### DOCUMENT SECTION
+===+

Extracts from the updated Carer strategy Document. Important because the lead for Carer support is now the Local Authority and their initiatives locally are likely to be addressed mostly to general health carers, who mostly agree an interest with the people they care for. Serious and enduring mental illnesses are different and have a different secondary health care system. Carers of family members who have schizophrenia often have to speak up for them when the illness gets them in a mess they can't themselves speak about or get out of.. ------------------------------------------------------------------------------------------------------ “ ... Carers should be supported as individuals and in their families and communities to help shape, develop and run local services, if they wish to be involved.
Carers should be supported as individuals and in their families and communities to help shape, develop and run local services, if they wish to be involved.
Carers will be respected as expert care partners carers can often feel excluded by clinicians
– both health and social care professionals should respect, inform and involve carers more as expert partners in care;
we have identified four priority area Supporting those with caring responsibilities to identify themselves as carers at an early stage, recognising the value of their contribution and involving them from the outset both in designing local care provision and in planning individual care packages.
Carers often do not feel valued or recognised as expert and equal partners in care.
Involving carers in planning and designing hospital discharge arrangements and individual care packages is common sense as they are key partners in ensuring effective delivery of care at home.

+===+

### MATERIAL SUPPLIED

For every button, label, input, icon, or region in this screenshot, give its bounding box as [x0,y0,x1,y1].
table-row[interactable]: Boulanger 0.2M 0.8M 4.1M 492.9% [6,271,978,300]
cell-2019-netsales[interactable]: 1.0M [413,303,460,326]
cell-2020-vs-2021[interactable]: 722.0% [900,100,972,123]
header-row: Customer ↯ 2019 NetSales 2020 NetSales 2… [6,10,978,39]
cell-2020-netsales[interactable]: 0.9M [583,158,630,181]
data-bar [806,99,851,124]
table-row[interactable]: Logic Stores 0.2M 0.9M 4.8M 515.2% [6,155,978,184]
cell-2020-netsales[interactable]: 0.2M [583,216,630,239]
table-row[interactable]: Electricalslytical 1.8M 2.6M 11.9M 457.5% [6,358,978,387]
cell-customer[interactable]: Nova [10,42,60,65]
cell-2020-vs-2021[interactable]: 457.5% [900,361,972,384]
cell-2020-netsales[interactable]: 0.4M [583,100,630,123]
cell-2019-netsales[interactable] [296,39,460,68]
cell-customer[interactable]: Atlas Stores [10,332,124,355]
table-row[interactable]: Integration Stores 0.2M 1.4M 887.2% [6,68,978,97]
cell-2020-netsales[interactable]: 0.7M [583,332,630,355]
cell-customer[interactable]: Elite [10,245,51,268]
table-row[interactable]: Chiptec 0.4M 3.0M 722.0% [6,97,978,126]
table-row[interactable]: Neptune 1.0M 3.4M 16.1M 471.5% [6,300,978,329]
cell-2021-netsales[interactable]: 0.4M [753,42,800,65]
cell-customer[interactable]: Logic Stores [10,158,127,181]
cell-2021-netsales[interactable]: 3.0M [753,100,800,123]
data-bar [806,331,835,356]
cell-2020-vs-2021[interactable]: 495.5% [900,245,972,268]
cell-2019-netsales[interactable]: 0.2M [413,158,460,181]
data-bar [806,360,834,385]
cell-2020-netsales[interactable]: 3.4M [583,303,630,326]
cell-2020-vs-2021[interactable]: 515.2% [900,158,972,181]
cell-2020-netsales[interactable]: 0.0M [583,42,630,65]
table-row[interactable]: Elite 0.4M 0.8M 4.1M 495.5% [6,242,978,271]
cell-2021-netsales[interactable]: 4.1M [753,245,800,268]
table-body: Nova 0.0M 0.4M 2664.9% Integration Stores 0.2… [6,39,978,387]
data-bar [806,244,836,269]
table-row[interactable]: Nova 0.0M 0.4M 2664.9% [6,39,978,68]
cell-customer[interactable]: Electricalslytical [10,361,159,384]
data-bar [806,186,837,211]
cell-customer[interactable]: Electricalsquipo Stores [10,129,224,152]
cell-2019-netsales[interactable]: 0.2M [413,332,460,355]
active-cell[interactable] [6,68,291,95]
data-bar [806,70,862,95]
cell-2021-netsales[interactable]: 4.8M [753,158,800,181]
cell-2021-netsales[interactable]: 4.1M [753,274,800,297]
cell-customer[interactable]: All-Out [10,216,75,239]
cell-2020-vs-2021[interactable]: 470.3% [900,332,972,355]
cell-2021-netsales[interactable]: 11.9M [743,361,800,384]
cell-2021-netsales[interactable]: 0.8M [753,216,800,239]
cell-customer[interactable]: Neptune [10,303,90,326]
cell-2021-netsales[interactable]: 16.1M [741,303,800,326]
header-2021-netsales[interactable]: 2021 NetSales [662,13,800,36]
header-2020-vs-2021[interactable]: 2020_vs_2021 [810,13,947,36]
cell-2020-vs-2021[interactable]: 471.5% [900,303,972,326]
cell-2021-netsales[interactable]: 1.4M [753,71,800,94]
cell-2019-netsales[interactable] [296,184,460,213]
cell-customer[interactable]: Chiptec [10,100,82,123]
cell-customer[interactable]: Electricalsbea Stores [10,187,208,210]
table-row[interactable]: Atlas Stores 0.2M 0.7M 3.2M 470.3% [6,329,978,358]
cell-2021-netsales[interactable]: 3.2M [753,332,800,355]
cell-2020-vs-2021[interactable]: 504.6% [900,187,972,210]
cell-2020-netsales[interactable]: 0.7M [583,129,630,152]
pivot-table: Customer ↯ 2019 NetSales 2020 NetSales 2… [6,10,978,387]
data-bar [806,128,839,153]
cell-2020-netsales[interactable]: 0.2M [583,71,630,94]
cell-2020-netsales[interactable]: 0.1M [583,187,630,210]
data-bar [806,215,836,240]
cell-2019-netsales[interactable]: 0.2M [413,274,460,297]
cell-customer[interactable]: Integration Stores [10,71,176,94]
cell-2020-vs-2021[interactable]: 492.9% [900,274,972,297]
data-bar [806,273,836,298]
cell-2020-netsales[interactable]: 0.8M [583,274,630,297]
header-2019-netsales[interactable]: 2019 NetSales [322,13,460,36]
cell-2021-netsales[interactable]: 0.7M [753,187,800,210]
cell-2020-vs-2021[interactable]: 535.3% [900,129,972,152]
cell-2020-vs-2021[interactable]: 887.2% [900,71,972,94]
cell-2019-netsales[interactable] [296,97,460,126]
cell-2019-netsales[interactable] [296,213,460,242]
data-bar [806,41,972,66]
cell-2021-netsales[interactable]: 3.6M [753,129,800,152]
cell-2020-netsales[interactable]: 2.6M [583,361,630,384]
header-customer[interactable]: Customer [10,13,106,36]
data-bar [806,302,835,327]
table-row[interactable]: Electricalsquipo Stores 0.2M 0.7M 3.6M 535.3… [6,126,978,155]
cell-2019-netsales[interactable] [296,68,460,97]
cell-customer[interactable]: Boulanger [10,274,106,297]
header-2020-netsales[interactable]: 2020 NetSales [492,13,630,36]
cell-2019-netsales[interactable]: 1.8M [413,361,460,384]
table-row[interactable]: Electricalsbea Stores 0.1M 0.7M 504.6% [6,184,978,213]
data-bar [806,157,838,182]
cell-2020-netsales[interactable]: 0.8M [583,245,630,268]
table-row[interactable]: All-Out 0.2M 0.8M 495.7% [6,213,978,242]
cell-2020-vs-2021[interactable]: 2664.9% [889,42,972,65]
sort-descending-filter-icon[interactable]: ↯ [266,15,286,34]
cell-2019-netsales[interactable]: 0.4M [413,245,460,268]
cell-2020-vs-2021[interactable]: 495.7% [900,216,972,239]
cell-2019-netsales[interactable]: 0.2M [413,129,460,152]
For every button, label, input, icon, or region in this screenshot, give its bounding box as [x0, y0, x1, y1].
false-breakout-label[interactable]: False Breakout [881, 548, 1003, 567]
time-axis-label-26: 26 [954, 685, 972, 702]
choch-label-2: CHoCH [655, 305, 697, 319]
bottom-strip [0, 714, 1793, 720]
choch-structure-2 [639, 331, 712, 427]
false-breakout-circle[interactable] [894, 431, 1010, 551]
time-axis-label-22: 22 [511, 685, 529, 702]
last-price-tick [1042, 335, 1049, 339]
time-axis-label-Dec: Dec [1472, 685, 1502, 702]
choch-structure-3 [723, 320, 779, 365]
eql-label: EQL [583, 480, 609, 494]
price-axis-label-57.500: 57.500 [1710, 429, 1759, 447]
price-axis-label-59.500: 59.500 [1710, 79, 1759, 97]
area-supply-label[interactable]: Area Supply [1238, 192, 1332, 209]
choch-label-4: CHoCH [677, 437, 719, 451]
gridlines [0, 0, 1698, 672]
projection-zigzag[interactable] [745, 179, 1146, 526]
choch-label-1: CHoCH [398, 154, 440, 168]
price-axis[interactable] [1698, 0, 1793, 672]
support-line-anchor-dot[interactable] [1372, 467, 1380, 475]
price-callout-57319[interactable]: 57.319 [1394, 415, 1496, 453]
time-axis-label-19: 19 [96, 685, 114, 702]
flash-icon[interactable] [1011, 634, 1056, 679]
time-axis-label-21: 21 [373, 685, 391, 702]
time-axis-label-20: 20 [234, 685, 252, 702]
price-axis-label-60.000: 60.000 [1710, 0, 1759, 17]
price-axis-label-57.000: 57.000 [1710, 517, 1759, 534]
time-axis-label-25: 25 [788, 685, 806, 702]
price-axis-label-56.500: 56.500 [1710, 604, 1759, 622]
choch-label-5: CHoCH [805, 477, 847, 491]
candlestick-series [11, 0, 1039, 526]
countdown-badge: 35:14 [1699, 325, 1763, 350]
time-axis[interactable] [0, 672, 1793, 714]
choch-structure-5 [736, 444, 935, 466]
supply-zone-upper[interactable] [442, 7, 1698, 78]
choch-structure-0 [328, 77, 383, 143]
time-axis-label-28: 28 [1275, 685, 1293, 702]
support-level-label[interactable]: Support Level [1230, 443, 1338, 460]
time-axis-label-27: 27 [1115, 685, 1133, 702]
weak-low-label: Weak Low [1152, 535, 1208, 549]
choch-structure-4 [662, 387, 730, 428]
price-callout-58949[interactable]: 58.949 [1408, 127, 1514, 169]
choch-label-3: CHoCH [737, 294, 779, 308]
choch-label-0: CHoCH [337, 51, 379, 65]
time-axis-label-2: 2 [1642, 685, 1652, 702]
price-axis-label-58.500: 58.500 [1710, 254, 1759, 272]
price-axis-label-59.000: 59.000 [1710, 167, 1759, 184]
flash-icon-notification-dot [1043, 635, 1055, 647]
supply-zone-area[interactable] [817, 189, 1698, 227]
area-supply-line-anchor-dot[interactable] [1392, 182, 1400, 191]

+===+

### ACTIVITY A
List the verbs the carer strategy extracts use for what carers should be supported to help do with local services.
### ACTIVITY B
According to the carer strategy extracts, who is now the lead for Carer support?

### EXERCISE SOLUTION A
shape, develop, run

### EXERCISE SOLUTION B
The Local Authority.